- Written problem:
How many of the lines here include "ограниченными"? Answer with a single number.

━━━━━━━━

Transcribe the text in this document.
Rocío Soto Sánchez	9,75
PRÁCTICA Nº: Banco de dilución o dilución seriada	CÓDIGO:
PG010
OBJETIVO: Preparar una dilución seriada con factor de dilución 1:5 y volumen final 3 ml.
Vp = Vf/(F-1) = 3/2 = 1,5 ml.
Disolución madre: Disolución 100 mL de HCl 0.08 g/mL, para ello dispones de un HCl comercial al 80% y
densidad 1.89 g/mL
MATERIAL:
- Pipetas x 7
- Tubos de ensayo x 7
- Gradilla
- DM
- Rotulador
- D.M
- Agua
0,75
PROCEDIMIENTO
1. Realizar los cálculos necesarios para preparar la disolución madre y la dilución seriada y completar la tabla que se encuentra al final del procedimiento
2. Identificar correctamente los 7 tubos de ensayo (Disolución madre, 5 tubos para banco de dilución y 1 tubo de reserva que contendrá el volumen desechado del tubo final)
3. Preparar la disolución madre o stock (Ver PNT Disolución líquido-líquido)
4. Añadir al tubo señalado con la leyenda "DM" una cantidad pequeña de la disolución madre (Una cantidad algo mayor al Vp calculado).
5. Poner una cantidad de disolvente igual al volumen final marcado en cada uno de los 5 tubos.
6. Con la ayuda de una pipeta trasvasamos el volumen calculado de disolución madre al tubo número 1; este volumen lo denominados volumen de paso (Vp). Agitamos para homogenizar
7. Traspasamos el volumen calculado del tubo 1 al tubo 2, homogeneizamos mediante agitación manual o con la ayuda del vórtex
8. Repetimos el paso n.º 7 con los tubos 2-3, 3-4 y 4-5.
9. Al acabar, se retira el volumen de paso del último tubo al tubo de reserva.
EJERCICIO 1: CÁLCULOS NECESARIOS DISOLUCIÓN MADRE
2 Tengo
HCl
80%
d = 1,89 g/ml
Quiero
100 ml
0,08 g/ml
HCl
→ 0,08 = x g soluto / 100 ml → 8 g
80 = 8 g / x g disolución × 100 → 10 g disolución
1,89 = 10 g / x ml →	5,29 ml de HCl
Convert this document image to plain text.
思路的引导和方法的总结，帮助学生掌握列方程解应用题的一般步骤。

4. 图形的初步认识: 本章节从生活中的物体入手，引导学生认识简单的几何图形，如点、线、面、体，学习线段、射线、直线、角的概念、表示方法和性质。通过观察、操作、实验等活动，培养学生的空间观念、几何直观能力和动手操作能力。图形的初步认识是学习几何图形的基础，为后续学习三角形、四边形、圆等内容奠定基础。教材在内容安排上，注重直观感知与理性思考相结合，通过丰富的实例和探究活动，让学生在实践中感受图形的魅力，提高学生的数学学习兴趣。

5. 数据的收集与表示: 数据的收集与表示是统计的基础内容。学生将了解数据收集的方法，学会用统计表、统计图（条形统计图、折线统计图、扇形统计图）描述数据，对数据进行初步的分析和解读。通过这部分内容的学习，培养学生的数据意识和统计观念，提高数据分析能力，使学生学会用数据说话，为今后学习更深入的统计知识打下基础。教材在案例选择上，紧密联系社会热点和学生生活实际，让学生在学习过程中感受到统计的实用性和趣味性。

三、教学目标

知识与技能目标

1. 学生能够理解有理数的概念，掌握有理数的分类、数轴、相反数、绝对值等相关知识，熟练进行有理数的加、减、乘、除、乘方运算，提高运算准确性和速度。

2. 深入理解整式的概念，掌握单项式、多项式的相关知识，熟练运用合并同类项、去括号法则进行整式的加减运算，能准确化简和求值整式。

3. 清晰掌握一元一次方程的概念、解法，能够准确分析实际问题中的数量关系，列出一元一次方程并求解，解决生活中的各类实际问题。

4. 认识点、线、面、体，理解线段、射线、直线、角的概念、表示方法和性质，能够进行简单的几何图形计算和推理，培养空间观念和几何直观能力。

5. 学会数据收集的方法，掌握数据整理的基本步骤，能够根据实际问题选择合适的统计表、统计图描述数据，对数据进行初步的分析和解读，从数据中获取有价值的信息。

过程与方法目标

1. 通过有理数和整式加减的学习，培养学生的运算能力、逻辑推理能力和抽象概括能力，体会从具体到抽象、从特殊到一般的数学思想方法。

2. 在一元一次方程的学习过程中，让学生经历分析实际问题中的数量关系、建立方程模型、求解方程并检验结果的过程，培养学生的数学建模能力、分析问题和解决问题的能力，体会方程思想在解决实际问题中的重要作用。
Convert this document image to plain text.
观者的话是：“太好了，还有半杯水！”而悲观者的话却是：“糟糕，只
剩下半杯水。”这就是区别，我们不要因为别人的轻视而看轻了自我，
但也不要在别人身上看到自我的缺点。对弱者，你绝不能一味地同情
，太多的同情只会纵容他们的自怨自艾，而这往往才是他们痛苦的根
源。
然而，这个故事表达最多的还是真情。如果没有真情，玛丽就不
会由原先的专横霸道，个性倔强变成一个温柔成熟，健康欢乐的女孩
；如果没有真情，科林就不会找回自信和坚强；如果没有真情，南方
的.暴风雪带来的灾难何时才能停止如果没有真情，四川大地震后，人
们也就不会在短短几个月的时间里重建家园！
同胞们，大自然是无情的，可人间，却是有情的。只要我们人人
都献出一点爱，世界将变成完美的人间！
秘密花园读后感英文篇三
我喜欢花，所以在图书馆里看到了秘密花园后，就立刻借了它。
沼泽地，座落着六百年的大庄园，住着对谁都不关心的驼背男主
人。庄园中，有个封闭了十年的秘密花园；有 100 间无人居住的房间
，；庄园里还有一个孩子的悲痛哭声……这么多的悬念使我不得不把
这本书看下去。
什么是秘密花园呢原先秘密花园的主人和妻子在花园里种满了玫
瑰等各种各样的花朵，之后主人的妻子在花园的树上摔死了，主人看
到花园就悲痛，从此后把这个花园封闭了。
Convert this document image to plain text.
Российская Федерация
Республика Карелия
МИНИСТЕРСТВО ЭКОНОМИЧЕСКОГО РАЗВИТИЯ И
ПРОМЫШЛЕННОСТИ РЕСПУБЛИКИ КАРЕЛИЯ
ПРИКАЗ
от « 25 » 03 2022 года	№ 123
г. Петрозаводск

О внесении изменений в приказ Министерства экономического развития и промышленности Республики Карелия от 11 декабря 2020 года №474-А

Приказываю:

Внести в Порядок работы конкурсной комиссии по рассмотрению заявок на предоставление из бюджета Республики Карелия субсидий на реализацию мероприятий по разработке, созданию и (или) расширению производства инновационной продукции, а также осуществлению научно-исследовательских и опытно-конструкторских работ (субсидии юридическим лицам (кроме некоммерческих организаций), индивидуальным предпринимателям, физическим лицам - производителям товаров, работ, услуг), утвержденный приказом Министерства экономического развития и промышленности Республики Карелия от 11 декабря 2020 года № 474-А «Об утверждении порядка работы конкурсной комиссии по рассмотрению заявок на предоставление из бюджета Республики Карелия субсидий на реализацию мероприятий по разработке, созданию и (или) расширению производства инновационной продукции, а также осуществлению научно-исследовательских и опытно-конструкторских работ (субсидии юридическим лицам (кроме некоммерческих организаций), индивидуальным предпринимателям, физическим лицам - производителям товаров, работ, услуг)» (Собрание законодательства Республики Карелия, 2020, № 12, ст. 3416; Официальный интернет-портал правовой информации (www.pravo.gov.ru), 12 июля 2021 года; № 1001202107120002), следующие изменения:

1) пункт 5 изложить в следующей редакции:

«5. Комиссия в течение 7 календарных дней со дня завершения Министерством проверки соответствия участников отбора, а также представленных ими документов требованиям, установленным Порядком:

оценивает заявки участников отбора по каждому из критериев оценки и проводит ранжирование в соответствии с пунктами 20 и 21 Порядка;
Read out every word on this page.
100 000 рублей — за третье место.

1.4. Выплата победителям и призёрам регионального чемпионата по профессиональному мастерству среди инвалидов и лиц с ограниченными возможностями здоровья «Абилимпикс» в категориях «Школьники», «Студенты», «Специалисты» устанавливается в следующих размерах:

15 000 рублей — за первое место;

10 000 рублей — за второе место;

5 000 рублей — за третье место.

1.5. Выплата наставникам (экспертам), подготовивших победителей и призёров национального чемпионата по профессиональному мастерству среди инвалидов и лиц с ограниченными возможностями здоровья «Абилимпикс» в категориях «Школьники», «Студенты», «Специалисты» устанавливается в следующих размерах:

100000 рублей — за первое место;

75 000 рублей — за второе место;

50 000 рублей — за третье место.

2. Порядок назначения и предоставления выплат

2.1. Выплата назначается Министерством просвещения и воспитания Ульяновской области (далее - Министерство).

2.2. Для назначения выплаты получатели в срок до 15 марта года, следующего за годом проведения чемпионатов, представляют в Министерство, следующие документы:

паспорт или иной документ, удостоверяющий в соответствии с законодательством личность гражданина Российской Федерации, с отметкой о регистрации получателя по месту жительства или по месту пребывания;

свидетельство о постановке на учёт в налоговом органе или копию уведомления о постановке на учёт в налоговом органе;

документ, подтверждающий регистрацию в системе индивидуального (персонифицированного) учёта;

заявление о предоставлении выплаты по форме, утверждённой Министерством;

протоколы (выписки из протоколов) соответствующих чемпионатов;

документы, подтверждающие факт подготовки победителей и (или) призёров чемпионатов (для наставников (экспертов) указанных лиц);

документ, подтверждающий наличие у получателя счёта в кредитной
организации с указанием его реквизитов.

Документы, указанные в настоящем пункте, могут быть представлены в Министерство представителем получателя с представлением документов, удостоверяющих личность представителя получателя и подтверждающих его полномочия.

━━━━━━━━

- Exercise result:
2